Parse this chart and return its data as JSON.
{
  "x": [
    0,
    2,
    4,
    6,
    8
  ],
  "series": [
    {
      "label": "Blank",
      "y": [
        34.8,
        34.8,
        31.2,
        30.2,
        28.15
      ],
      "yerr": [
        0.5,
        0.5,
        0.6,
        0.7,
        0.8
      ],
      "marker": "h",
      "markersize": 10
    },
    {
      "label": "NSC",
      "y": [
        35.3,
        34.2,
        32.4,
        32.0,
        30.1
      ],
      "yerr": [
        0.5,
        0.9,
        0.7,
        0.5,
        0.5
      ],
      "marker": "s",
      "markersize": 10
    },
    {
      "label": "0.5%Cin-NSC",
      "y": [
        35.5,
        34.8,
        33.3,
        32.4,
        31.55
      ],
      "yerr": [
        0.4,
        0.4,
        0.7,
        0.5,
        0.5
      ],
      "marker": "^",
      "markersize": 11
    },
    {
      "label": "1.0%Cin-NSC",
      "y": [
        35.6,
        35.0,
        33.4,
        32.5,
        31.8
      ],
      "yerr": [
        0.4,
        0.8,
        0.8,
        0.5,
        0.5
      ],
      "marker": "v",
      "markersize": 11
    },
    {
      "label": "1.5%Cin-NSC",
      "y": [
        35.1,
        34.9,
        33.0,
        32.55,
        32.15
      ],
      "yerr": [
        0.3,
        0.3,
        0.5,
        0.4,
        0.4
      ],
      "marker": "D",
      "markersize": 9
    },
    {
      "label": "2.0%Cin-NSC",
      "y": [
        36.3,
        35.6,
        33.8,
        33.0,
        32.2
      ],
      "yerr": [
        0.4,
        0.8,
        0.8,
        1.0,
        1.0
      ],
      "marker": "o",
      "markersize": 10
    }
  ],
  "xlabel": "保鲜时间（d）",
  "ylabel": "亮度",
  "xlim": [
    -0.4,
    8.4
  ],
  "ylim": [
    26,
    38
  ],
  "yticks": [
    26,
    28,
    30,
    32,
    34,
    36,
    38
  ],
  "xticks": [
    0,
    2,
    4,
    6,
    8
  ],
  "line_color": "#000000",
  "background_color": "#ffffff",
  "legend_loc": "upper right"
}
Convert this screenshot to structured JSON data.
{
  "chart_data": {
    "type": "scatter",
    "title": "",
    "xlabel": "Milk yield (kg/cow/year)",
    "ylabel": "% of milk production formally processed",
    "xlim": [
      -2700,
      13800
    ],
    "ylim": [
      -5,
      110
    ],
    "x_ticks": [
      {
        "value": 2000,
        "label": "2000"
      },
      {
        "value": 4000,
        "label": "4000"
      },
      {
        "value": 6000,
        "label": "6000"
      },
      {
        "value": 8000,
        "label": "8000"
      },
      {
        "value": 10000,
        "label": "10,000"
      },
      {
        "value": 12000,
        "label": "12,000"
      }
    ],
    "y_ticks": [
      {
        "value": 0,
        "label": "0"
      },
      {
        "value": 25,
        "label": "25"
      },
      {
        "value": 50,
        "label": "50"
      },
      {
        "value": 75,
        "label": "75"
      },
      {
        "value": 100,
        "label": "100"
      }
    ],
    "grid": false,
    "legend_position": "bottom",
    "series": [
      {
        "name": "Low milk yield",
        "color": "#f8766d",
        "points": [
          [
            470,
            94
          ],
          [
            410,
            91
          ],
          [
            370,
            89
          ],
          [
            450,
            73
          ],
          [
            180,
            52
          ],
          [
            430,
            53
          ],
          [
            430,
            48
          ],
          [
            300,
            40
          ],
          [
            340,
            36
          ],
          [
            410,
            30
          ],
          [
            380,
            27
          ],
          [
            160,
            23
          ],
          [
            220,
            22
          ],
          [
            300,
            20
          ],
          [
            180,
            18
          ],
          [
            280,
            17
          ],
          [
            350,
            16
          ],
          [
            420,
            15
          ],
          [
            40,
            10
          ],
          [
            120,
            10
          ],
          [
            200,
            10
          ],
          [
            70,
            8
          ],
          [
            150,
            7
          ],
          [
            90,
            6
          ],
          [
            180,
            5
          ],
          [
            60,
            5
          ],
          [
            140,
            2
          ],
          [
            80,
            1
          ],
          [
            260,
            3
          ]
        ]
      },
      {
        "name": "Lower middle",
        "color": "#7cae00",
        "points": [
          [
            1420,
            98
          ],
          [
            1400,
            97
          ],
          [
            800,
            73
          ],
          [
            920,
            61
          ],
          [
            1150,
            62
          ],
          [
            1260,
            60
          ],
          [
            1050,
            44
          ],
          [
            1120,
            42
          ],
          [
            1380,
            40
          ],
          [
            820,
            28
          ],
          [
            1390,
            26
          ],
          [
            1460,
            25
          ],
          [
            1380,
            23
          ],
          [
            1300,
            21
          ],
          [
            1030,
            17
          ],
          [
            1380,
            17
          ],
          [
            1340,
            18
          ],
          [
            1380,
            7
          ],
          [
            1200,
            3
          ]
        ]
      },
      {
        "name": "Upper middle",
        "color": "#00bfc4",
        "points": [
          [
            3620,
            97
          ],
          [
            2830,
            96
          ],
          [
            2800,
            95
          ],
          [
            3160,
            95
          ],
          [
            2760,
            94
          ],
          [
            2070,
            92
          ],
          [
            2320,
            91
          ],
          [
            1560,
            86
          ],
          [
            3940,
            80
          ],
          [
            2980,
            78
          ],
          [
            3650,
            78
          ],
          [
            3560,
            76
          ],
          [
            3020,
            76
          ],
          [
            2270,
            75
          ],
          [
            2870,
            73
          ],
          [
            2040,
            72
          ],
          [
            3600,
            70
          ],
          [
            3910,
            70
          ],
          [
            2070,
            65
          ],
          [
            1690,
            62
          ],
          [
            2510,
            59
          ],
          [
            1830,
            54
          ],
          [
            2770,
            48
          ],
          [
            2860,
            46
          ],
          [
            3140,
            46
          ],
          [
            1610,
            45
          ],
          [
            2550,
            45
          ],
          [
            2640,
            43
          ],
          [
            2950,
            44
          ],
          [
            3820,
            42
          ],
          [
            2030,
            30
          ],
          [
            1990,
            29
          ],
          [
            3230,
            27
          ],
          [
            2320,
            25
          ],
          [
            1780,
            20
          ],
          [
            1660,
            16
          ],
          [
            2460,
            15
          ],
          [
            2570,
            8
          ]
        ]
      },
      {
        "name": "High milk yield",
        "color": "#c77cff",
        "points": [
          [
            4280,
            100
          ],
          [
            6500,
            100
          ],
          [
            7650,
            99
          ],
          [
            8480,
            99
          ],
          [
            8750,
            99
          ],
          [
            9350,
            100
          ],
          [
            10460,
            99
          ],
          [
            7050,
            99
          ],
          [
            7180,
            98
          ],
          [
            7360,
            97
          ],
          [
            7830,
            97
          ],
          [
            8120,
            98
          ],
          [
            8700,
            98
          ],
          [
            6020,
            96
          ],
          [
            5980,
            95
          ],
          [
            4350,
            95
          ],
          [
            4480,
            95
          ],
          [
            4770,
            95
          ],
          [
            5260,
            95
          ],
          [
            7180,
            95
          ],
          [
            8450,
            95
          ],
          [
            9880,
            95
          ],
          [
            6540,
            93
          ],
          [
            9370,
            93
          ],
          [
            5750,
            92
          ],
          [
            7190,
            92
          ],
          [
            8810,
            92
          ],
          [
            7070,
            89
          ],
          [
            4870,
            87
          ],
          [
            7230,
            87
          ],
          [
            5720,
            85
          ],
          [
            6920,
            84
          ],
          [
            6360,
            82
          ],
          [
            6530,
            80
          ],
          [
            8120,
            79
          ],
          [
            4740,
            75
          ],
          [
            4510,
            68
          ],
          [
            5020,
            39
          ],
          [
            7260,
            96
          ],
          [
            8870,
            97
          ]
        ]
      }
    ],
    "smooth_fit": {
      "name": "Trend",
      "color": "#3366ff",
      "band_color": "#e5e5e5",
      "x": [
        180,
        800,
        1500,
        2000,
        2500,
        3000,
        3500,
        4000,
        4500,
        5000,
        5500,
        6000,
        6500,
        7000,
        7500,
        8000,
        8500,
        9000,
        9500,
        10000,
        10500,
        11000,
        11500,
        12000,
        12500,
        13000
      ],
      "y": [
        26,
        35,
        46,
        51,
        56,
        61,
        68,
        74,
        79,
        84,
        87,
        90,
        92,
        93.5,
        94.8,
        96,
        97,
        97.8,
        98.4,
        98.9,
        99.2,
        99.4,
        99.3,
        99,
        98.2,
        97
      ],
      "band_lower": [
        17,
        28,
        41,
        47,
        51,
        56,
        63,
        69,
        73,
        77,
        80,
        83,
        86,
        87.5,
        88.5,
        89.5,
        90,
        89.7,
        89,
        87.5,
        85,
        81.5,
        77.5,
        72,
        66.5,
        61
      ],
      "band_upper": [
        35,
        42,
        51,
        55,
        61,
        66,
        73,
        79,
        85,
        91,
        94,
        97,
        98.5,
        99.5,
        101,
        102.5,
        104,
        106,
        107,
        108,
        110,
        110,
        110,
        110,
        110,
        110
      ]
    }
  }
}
────────────────────
▸ Set task: Tally up the lines in the preceding listing that contain the string "this". Respond with the number and nothing else.

▸ Response below: 2